# START OF Recorded information

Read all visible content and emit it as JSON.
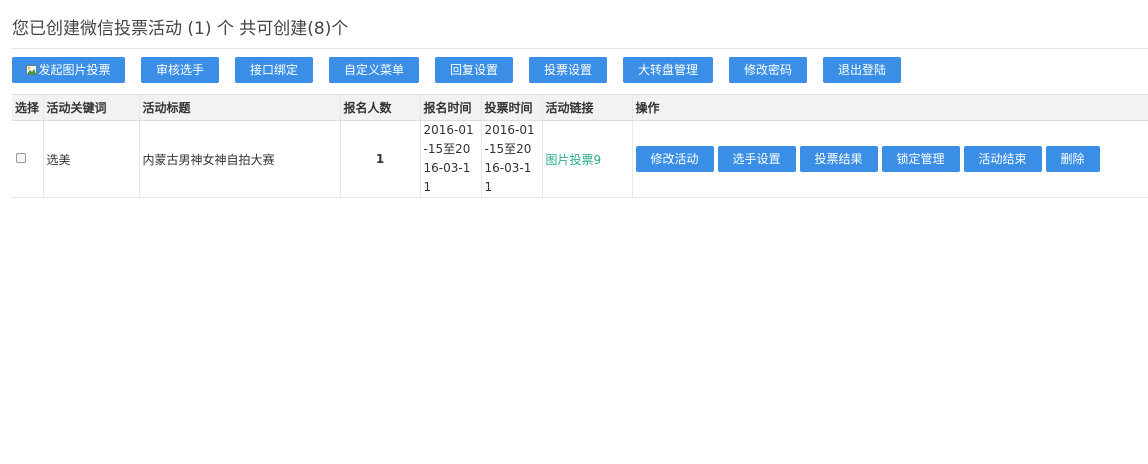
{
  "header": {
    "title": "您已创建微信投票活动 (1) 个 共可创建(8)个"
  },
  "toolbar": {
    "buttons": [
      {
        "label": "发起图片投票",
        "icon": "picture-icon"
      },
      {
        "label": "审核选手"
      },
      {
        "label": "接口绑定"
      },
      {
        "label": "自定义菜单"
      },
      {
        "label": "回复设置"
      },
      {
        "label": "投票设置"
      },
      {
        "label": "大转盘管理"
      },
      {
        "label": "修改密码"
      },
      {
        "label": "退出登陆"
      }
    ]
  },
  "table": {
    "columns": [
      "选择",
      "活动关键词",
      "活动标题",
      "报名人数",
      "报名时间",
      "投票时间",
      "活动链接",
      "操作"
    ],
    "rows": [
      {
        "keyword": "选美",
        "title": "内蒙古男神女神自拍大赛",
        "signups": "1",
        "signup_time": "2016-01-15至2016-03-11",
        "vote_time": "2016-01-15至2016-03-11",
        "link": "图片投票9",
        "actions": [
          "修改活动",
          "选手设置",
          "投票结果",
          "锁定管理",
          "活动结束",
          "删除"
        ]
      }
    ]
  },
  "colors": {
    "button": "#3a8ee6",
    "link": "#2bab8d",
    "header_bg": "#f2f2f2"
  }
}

# END OF Recorded information

Set problem:
Copy out each line word for word, please, skipping the images.

Exercise response:
Read all visible content and emit it as JSON.
{
  "header": {
    "title": "您已创建微信投票活动 (1) 个 共可创建(8)个"
  },
  "toolbar": {
    "buttons": [
      {
        "label": "发起图片投票",
        "icon": "picture-icon"
      },
      {
        "label": "审核选手"
      },
      {
        "label": "接口绑定"
      },
      {
        "label": "自定义菜单"
      },
      {
        "label": "回复设置"
      },
      {
        "label": "投票设置"
      },
      {
        "label": "大转盘管理"
      },
      {
        "label": "修改密码"
      },
      {
        "label": "退出登陆"
      }
    ]
  },
  "table": {
    "columns": [
      "选择",
      "活动关键词",
      "活动标题",
      "报名人数",
      "报名时间",
      "投票时间",
      "活动链接",
      "操作"
    ],
    "rows": [
      {
        "keyword": "选美",
        "title": "内蒙古男神女神自拍大赛",
        "signups": "1",
        "signup_time": "2016-01-15至2016-03-11",
        "vote_time": "2016-01-15至2016-03-11",
        "link": "图片投票9",
        "actions": [
          "修改活动",
          "选手设置",
          "投票结果",
          "锁定管理",
          "活动结束",
          "删除"
        ]
      }
    ]
  },
  "colors": {
    "button": "#3a8ee6",
    "link": "#2bab8d",
    "header_bg": "#f2f2f2"
  }
}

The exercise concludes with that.